=== Materials provided ===
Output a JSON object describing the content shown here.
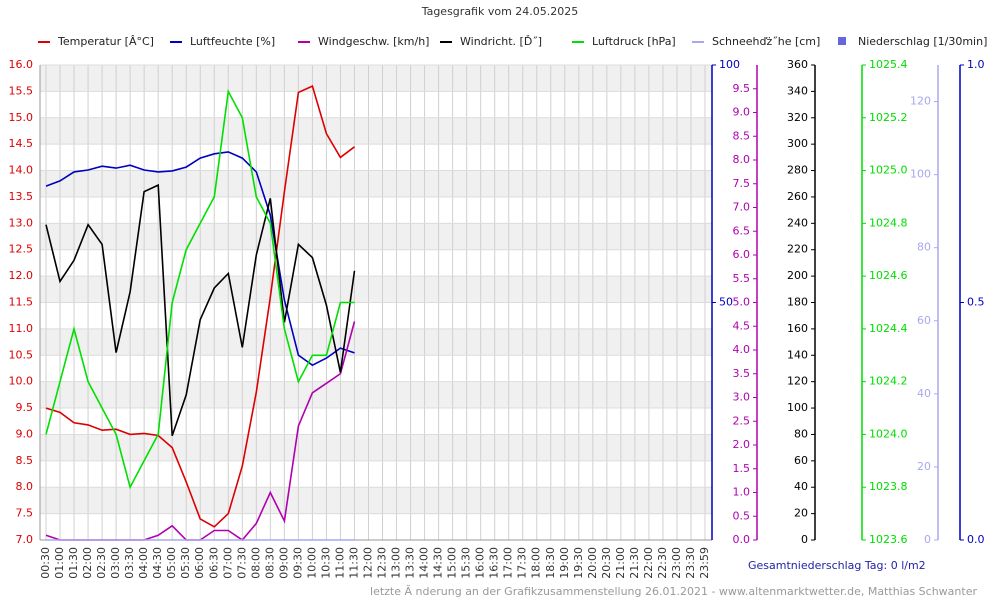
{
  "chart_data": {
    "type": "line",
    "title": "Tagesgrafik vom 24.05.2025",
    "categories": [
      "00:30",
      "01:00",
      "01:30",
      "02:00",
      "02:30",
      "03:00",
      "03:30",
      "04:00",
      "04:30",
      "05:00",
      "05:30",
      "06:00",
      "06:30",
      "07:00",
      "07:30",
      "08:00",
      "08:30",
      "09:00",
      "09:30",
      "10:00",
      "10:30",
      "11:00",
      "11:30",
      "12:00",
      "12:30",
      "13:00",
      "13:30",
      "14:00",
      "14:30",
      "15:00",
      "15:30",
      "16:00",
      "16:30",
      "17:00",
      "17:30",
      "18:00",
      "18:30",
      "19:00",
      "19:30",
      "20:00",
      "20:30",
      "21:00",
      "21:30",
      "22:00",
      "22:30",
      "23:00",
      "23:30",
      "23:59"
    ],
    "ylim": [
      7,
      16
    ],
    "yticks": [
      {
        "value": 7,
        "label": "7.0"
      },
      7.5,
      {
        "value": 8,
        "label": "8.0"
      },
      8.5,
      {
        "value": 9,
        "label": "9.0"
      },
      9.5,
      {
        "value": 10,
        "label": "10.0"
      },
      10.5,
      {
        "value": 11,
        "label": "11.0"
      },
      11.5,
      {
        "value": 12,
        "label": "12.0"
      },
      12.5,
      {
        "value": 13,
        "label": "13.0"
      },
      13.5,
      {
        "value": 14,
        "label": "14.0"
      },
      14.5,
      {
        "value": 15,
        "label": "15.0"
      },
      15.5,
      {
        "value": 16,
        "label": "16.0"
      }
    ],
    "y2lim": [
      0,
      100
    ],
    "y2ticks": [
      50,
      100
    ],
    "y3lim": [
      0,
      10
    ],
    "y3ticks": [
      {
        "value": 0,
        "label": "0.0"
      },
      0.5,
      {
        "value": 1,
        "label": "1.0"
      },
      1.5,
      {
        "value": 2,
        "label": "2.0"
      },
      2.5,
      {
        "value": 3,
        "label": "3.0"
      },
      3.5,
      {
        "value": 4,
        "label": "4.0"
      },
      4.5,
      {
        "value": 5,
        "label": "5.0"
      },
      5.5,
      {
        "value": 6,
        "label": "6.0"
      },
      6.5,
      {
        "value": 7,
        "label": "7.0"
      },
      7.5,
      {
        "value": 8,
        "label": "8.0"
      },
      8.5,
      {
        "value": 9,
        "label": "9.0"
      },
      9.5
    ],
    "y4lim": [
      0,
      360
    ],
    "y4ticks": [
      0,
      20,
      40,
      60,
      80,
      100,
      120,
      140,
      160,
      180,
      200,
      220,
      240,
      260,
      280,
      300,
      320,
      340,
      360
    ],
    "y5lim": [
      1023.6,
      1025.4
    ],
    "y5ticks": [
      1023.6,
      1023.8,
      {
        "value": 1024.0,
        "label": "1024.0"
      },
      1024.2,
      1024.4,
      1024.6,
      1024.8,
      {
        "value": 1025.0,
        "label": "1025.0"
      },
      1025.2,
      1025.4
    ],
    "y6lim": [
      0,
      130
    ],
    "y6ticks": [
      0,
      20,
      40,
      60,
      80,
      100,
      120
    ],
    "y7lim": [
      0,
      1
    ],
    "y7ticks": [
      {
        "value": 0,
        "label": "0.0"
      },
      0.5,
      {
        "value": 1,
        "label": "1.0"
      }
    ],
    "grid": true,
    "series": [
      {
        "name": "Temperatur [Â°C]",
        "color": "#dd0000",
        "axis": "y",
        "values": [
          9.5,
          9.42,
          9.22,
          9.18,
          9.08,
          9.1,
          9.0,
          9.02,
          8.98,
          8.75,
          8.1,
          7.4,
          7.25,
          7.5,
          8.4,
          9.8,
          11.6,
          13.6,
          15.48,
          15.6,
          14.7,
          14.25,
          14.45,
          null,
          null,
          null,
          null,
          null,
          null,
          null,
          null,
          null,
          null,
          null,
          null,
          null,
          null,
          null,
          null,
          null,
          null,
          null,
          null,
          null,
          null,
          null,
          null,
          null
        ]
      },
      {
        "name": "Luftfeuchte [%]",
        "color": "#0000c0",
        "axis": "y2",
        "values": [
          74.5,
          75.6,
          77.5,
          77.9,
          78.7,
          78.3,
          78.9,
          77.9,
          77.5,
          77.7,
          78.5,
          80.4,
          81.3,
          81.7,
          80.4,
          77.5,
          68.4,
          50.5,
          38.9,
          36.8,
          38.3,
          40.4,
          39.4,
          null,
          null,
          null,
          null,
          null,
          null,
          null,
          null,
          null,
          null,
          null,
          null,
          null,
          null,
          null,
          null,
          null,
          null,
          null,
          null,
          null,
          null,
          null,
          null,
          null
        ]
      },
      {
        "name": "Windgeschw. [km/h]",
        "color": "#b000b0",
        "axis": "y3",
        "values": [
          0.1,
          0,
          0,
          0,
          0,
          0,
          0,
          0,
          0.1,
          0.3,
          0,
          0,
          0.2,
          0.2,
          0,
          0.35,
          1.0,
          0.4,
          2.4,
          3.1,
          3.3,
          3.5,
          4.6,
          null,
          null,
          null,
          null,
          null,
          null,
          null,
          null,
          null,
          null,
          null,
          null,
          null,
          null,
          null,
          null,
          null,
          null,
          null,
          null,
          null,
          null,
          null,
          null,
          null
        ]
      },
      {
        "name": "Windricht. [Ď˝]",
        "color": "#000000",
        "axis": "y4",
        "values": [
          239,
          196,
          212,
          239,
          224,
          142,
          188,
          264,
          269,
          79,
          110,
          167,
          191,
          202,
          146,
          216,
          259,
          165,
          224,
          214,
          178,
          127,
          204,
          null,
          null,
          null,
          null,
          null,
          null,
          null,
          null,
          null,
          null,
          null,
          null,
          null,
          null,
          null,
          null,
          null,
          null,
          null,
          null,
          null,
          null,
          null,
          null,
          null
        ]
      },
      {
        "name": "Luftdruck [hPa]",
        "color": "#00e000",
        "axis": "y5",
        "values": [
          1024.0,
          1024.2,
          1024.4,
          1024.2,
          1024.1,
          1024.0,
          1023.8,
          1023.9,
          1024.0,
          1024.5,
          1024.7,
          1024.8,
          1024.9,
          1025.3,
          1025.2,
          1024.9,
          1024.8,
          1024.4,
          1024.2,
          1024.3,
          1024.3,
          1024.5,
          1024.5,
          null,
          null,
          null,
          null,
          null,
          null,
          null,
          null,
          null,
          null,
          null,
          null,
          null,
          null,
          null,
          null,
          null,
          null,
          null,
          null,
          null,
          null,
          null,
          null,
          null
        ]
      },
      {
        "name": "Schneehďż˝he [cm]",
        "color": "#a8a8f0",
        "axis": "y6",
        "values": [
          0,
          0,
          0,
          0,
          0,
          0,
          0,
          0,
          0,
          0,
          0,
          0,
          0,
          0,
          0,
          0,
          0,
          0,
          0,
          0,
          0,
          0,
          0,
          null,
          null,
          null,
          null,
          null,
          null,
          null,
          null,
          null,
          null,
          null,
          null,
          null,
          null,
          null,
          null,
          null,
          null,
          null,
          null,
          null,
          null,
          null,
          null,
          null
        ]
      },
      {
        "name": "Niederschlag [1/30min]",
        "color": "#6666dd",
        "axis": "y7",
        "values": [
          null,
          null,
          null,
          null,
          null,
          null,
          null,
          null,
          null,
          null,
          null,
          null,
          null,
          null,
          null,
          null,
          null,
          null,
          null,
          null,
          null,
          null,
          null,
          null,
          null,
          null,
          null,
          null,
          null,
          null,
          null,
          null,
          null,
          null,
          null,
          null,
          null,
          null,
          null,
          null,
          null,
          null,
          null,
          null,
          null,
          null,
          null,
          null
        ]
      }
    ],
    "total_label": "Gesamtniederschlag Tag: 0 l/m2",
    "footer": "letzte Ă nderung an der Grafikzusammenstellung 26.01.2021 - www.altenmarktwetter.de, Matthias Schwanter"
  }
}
===
§ **Problem**
Give the count of lines in the records that contain "name", and no other text.

§ **Right answer**
7